*What the task asks*. Reproduce the complete listing without any deviation.

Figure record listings
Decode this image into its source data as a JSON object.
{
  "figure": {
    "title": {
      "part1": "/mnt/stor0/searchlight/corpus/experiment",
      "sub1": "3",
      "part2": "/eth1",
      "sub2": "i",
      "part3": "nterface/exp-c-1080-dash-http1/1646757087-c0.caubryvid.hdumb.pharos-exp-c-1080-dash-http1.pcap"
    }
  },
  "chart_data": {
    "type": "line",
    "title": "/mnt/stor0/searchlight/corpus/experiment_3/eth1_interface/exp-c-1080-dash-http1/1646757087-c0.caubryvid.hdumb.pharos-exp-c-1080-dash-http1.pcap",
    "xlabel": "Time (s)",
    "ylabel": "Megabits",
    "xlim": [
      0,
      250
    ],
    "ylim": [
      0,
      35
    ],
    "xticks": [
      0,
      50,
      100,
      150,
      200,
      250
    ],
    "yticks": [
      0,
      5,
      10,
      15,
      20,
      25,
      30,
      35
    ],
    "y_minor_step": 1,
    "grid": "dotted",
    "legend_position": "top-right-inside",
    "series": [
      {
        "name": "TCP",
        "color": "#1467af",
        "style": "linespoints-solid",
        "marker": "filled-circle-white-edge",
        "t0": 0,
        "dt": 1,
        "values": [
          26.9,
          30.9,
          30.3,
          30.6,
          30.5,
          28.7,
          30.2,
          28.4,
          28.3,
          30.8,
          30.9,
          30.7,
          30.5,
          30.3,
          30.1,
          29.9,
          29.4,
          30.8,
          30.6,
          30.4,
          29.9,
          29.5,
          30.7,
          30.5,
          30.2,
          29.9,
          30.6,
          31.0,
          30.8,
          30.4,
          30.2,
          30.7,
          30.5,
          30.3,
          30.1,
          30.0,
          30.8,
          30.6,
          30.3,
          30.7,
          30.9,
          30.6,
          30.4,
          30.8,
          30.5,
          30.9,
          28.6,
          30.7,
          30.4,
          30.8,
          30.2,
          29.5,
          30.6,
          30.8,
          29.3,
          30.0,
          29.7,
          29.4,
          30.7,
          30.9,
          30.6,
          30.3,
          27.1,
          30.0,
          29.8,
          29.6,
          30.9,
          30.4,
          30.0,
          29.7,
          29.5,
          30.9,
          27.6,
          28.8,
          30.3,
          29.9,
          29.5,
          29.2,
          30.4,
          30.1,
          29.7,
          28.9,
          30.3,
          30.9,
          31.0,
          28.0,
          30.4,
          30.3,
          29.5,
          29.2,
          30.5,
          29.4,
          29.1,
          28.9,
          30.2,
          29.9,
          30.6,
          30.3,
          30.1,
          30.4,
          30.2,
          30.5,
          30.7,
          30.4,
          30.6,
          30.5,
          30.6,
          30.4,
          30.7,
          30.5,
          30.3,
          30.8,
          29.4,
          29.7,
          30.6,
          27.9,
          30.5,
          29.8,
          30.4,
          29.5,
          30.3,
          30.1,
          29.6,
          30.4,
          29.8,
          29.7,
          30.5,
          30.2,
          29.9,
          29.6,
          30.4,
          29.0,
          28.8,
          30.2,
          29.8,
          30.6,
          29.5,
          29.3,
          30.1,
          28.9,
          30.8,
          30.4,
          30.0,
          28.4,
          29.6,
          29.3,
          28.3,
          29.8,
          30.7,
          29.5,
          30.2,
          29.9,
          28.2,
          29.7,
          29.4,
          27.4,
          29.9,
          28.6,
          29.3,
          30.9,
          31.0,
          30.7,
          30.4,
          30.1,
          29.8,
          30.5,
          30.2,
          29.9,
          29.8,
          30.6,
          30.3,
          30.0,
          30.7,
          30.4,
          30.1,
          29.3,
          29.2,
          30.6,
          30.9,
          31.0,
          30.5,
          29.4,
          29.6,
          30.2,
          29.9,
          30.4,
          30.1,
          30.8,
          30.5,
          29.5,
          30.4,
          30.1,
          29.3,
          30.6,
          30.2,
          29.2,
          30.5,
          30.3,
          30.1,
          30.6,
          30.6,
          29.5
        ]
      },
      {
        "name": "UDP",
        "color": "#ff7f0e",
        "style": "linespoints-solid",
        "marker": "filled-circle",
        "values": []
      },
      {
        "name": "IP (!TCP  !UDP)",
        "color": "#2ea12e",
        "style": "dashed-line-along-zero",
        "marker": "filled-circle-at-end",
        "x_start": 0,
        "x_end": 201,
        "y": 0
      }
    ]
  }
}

*Exercise answer*.
Decode this image into its source data as a JSON object.
{
  "figure": {
    "title": {
      "part1": "/mnt/stor0/searchlight/corpus/experiment",
      "sub1": "3",
      "part2": "/eth1",
      "sub2": "i",
      "part3": "nterface/exp-c-1080-dash-http1/1646757087-c0.caubryvid.hdumb.pharos-exp-c-1080-dash-http1.pcap"
    }
  },
  "chart_data": {
    "type": "line",
    "title": "/mnt/stor0/searchlight/corpus/experiment_3/eth1_interface/exp-c-1080-dash-http1/1646757087-c0.caubryvid.hdumb.pharos-exp-c-1080-dash-http1.pcap",
    "xlabel": "Time (s)",
    "ylabel": "Megabits",
    "xlim": [
      0,
      250
    ],
    "ylim": [
      0,
      35
    ],
    "xticks": [
      0,
      50,
      100,
      150,
      200,
      250
    ],
    "yticks": [
      0,
      5,
      10,
      15,
      20,
      25,
      30,
      35
    ],
    "y_minor_step": 1,
    "grid": "dotted",
    "legend_position": "top-right-inside",
    "series": [
      {
        "name": "TCP",
        "color": "#1467af",
        "style": "linespoints-solid",
        "marker": "filled-circle-white-edge",
        "t0": 0,
        "dt": 1,
        "values": [
          26.9,
          30.9,
          30.3,
          30.6,
          30.5,
          28.7,
          30.2,
          28.4,
          28.3,
          30.8,
          30.9,
          30.7,
          30.5,
          30.3,
          30.1,
          29.9,
          29.4,
          30.8,
          30.6,
          30.4,
          29.9,
          29.5,
          30.7,
          30.5,
          30.2,
          29.9,
          30.6,
          31.0,
          30.8,
          30.4,
          30.2,
          30.7,
          30.5,
          30.3,
          30.1,
          30.0,
          30.8,
          30.6,
          30.3,
          30.7,
          30.9,
          30.6,
          30.4,
          30.8,
          30.5,
          30.9,
          28.6,
          30.7,
          30.4,
          30.8,
          30.2,
          29.5,
          30.6,
          30.8,
          29.3,
          30.0,
          29.7,
          29.4,
          30.7,
          30.9,
          30.6,
          30.3,
          27.1,
          30.0,
          29.8,
          29.6,
          30.9,
          30.4,
          30.0,
          29.7,
          29.5,
          30.9,
          27.6,
          28.8,
          30.3,
          29.9,
          29.5,
          29.2,
          30.4,
          30.1,
          29.7,
          28.9,
          30.3,
          30.9,
          31.0,
          28.0,
          30.4,
          30.3,
          29.5,
          29.2,
          30.5,
          29.4,
          29.1,
          28.9,
          30.2,
          29.9,
          30.6,
          30.3,
          30.1,
          30.4,
          30.2,
          30.5,
          30.7,
          30.4,
          30.6,
          30.5,
          30.6,
          30.4,
          30.7,
          30.5,
          30.3,
          30.8,
          29.4,
          29.7,
          30.6,
          27.9,
          30.5,
          29.8,
          30.4,
          29.5,
          30.3,
          30.1,
          29.6,
          30.4,
          29.8,
          29.7,
          30.5,
          30.2,
          29.9,
          29.6,
          30.4,
          29.0,
          28.8,
          30.2,
          29.8,
          30.6,
          29.5,
          29.3,
          30.1,
          28.9,
          30.8,
          30.4,
          30.0,
          28.4,
          29.6,
          29.3,
          28.3,
          29.8,
          30.7,
          29.5,
          30.2,
          29.9,
          28.2,
          29.7,
          29.4,
          27.4,
          29.9,
          28.6,
          29.3,
          30.9,
          31.0,
          30.7,
          30.4,
          30.1,
          29.8,
          30.5,
          30.2,
          29.9,
          29.8,
          30.6,
          30.3,
          30.0,
          30.7,
          30.4,
          30.1,
          29.3,
          29.2,
          30.6,
          30.9,
          31.0,
          30.5,
          29.4,
          29.6,
          30.2,
          29.9,
          30.4,
          30.1,
          30.8,
          30.5,
          29.5,
          30.4,
          30.1,
          29.3,
          30.6,
          30.2,
          29.2,
          30.5,
          30.3,
          30.1,
          30.6,
          30.6,
          29.5
        ]
      },
      {
        "name": "UDP",
        "color": "#ff7f0e",
        "style": "linespoints-solid",
        "marker": "filled-circle",
        "values": []
      },
      {
        "name": "IP (!TCP  !UDP)",
        "color": "#2ea12e",
        "style": "dashed-line-along-zero",
        "marker": "filled-circle-at-end",
        "x_start": 0,
        "x_end": 201,
        "y": 0
      }
    ]
  }
}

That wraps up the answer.